_DO THIS:_ Reproduce the items below word for word, from the first line up to and including the line with "joints [70,138,587,702]".

_RECORD LIST:_
(begin)

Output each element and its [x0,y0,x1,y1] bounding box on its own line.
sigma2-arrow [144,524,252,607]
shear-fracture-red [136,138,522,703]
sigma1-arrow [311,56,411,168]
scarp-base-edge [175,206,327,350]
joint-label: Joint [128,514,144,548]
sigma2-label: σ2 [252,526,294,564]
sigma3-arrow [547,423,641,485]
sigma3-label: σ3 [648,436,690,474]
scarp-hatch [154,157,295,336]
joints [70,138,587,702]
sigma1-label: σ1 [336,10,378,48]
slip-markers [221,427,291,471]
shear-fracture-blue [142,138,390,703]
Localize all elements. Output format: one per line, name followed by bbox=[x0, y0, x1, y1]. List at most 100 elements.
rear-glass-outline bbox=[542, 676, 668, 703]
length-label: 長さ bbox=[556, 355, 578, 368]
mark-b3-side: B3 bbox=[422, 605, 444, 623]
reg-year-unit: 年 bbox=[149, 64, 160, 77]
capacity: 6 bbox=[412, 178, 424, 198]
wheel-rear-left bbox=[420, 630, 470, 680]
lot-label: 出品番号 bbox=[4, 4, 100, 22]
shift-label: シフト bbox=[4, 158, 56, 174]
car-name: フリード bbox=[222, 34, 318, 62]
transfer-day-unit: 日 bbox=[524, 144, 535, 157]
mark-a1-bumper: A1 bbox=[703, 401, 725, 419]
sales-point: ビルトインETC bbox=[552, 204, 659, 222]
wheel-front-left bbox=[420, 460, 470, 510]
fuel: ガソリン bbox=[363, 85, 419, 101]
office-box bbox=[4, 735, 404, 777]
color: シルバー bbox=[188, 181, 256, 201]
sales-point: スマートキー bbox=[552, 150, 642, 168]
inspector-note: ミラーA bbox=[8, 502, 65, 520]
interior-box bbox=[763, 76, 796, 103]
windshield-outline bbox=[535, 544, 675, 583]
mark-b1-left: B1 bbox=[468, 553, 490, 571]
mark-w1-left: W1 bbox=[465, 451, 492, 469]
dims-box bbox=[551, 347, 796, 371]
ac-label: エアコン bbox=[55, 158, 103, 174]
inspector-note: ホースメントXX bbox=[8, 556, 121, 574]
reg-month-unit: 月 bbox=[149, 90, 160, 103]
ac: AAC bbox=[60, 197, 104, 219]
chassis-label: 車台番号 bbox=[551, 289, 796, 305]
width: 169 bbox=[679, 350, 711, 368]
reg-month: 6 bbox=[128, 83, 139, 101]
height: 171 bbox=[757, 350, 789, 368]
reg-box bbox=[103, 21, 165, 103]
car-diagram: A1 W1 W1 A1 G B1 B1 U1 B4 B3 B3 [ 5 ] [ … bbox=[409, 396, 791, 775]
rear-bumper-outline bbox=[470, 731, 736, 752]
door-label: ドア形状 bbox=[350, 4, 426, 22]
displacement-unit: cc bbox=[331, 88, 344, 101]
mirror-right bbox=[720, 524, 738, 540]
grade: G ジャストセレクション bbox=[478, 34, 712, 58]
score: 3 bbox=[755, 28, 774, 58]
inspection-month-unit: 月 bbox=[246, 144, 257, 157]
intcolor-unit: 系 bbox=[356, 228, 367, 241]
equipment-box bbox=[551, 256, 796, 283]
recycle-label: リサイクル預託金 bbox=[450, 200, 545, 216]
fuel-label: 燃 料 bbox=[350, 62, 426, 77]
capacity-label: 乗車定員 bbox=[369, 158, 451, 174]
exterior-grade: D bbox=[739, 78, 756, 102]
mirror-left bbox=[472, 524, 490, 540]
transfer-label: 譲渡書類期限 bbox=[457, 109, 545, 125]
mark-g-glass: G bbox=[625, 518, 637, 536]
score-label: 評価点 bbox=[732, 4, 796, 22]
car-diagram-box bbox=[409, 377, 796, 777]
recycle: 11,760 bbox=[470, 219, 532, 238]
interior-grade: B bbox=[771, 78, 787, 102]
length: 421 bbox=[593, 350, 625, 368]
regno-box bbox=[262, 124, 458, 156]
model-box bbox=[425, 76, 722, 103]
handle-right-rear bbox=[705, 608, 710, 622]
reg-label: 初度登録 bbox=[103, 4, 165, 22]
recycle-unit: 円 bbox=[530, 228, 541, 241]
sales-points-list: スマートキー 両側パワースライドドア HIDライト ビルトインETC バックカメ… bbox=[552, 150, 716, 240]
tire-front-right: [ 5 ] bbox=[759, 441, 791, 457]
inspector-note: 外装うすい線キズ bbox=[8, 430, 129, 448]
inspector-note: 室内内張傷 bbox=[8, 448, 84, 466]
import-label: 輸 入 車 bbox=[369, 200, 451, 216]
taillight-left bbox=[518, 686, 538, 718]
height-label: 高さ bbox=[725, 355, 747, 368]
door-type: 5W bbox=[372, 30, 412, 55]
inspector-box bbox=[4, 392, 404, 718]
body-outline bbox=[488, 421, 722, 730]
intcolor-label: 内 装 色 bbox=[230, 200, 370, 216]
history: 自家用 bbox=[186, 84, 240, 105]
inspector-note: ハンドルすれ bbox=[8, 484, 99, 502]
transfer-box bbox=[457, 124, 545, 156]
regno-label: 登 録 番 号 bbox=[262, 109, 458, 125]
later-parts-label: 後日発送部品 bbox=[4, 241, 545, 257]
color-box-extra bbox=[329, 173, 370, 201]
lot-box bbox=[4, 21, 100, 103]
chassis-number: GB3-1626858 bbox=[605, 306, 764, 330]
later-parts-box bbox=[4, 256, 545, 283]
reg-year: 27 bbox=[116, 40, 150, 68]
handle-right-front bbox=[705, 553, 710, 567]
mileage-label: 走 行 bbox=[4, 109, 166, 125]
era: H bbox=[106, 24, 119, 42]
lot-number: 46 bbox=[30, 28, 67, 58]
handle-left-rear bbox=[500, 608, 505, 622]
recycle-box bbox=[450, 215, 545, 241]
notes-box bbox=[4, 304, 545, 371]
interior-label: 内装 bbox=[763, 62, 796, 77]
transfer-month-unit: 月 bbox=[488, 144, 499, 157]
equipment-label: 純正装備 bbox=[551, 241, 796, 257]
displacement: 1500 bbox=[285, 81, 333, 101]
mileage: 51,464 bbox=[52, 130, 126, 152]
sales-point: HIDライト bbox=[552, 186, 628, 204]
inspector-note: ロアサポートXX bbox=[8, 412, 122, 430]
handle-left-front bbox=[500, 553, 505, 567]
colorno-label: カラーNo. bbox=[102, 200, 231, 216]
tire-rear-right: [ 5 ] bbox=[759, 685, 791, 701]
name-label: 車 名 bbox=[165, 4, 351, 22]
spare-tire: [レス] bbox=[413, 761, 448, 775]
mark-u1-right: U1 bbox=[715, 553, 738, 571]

(end)

_RESPONSE TO THIS EXERCISE:_
Output each element and its [x0,y0,x1,y1] bounding box on its own line.
sigma2-arrow [144,524,252,607]
shear-fracture-red [136,138,522,703]
sigma1-arrow [311,56,411,168]
scarp-base-edge [175,206,327,350]
joint-label: Joint [128,514,144,548]
sigma2-label: σ2 [252,526,294,564]
sigma3-arrow [547,423,641,485]
sigma3-label: σ3 [648,436,690,474]
scarp-hatch [154,157,295,336]
joints [70,138,587,702]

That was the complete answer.